(Entries from a dataset)
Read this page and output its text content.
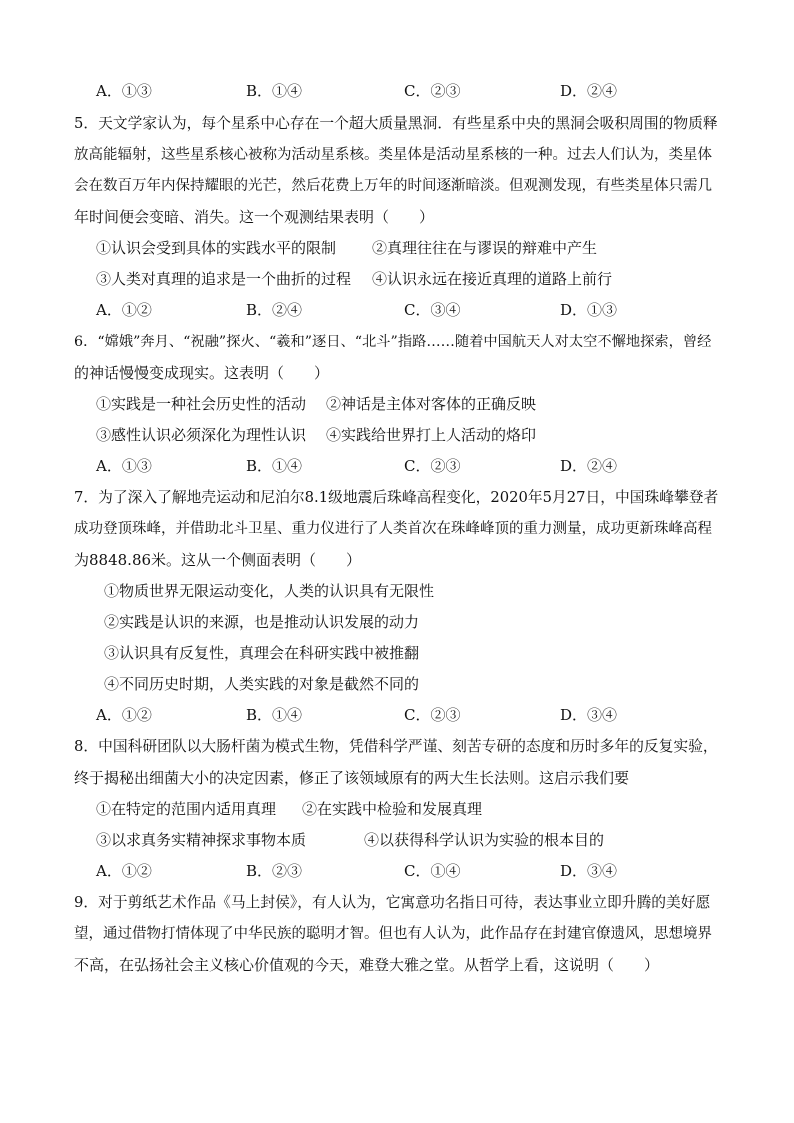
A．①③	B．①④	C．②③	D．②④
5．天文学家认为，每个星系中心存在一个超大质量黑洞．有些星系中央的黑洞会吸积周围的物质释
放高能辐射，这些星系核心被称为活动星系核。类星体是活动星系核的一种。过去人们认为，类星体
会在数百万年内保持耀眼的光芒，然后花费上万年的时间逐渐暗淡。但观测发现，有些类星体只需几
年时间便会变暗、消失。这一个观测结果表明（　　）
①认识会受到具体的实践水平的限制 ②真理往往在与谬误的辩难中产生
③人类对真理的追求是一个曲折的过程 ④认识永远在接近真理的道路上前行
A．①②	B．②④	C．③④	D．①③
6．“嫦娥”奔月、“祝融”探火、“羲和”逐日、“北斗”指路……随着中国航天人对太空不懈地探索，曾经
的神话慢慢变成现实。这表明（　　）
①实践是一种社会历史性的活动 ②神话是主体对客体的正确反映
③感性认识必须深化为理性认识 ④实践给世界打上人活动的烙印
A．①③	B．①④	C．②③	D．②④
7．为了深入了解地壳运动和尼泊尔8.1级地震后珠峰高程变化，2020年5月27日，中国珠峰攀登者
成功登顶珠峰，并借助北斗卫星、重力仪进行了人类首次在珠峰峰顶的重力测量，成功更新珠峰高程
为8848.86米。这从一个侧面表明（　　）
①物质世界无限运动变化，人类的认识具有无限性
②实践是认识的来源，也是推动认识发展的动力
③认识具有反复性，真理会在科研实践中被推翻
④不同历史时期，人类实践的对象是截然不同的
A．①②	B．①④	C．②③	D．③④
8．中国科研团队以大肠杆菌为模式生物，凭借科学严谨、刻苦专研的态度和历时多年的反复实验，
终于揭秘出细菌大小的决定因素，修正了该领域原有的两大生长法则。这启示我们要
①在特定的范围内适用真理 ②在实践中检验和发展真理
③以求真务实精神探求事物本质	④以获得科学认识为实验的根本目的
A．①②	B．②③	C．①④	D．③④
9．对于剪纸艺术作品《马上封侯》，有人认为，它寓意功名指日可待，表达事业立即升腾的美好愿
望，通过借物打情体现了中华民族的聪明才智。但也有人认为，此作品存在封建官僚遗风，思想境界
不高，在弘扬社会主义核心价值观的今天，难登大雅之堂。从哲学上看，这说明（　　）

Requirements: Omit any images, then output the listing exactly.

Completed exercise:
Read this page and output its text content.
A．①③	B．①④	C．②③	D．②④
5．天文学家认为，每个星系中心存在一个超大质量黑洞．有些星系中央的黑洞会吸积周围的物质释
放高能辐射，这些星系核心被称为活动星系核。类星体是活动星系核的一种。过去人们认为，类星体
会在数百万年内保持耀眼的光芒，然后花费上万年的时间逐渐暗淡。但观测发现，有些类星体只需几
年时间便会变暗、消失。这一个观测结果表明（　　）
①认识会受到具体的实践水平的限制 ②真理往往在与谬误的辩难中产生
③人类对真理的追求是一个曲折的过程 ④认识永远在接近真理的道路上前行
A．①②	B．②④	C．③④	D．①③
6．“嫦娥”奔月、“祝融”探火、“羲和”逐日、“北斗”指路……随着中国航天人对太空不懈地探索，曾经
的神话慢慢变成现实。这表明（　　）
①实践是一种社会历史性的活动 ②神话是主体对客体的正确反映
③感性认识必须深化为理性认识 ④实践给世界打上人活动的烙印
A．①③	B．①④	C．②③	D．②④
7．为了深入了解地壳运动和尼泊尔8.1级地震后珠峰高程变化，2020年5月27日，中国珠峰攀登者
成功登顶珠峰，并借助北斗卫星、重力仪进行了人类首次在珠峰峰顶的重力测量，成功更新珠峰高程
为8848.86米。这从一个侧面表明（　　）
①物质世界无限运动变化，人类的认识具有无限性
②实践是认识的来源，也是推动认识发展的动力
③认识具有反复性，真理会在科研实践中被推翻
④不同历史时期，人类实践的对象是截然不同的
A．①②	B．①④	C．②③	D．③④
8．中国科研团队以大肠杆菌为模式生物，凭借科学严谨、刻苦专研的态度和历时多年的反复实验，
终于揭秘出细菌大小的决定因素，修正了该领域原有的两大生长法则。这启示我们要
①在特定的范围内适用真理 ②在实践中检验和发展真理
③以求真务实精神探求事物本质	④以获得科学认识为实验的根本目的
A．①②	B．②③	C．①④	D．③④
9．对于剪纸艺术作品《马上封侯》，有人认为，它寓意功名指日可待，表达事业立即升腾的美好愿
望，通过借物打情体现了中华民族的聪明才智。但也有人认为，此作品存在封建官僚遗风，思想境界
不高，在弘扬社会主义核心价值观的今天，难登大雅之堂。从哲学上看，这说明（　　）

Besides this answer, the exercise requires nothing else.